Problem description: Restate the full set of records exactly, word for word.

[Some records]
-------------------------

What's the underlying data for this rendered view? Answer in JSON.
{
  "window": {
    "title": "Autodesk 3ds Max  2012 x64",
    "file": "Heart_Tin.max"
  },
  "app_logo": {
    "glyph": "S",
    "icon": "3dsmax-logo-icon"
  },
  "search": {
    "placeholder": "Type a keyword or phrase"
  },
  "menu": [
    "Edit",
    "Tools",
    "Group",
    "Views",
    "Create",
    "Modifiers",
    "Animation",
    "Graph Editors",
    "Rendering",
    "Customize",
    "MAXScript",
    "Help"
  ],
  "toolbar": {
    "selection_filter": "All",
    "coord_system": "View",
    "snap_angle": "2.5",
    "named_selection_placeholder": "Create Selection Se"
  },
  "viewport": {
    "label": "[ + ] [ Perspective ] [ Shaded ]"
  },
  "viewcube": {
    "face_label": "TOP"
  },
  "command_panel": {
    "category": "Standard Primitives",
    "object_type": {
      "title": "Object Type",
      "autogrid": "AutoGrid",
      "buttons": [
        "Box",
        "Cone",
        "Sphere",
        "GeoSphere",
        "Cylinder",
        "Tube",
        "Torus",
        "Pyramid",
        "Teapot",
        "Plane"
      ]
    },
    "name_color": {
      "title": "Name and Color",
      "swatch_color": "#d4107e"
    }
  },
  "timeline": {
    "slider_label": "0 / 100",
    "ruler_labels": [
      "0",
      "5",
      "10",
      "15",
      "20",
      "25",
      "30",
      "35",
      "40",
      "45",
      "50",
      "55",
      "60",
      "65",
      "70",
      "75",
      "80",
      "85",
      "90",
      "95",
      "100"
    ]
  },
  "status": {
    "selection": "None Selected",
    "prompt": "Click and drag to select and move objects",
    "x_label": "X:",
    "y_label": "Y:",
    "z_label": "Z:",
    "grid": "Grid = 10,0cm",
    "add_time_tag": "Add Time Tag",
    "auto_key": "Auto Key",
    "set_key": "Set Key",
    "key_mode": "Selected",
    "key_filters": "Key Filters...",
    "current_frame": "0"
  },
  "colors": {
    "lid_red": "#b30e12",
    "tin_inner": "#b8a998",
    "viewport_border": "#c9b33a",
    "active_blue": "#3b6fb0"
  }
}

-------------------------

Written solution:
What's the underlying data for this rendered view? Answer in JSON.
{
  "window": {
    "title": "Autodesk 3ds Max  2012 x64",
    "file": "Heart_Tin.max"
  },
  "app_logo": {
    "glyph": "S",
    "icon": "3dsmax-logo-icon"
  },
  "search": {
    "placeholder": "Type a keyword or phrase"
  },
  "menu": [
    "Edit",
    "Tools",
    "Group",
    "Views",
    "Create",
    "Modifiers",
    "Animation",
    "Graph Editors",
    "Rendering",
    "Customize",
    "MAXScript",
    "Help"
  ],
  "toolbar": {
    "selection_filter": "All",
    "coord_system": "View",
    "snap_angle": "2.5",
    "named_selection_placeholder": "Create Selection Se"
  },
  "viewport": {
    "label": "[ + ] [ Perspective ] [ Shaded ]"
  },
  "viewcube": {
    "face_label": "TOP"
  },
  "command_panel": {
    "category": "Standard Primitives",
    "object_type": {
      "title": "Object Type",
      "autogrid": "AutoGrid",
      "buttons": [
        "Box",
        "Cone",
        "Sphere",
        "GeoSphere",
        "Cylinder",
        "Tube",
        "Torus",
        "Pyramid",
        "Teapot",
        "Plane"
      ]
    },
    "name_color": {
      "title": "Name and Color",
      "swatch_color": "#d4107e"
    }
  },
  "timeline": {
    "slider_label": "0 / 100",
    "ruler_labels": [
      "0",
      "5",
      "10",
      "15",
      "20",
      "25",
      "30",
      "35",
      "40",
      "45",
      "50",
      "55",
      "60",
      "65",
      "70",
      "75",
      "80",
      "85",
      "90",
      "95",
      "100"
    ]
  },
  "status": {
    "selection": "None Selected",
    "prompt": "Click and drag to select and move objects",
    "x_label": "X:",
    "y_label": "Y:",
    "z_label": "Z:",
    "grid": "Grid = 10,0cm",
    "add_time_tag": "Add Time Tag",
    "auto_key": "Auto Key",
    "set_key": "Set Key",
    "key_mode": "Selected",
    "key_filters": "Key Filters...",
    "current_frame": "0"
  },
  "colors": {
    "lid_red": "#b30e12",
    "tin_inner": "#b8a998",
    "viewport_border": "#c9b33a",
    "active_blue": "#3b6fb0"
  }
}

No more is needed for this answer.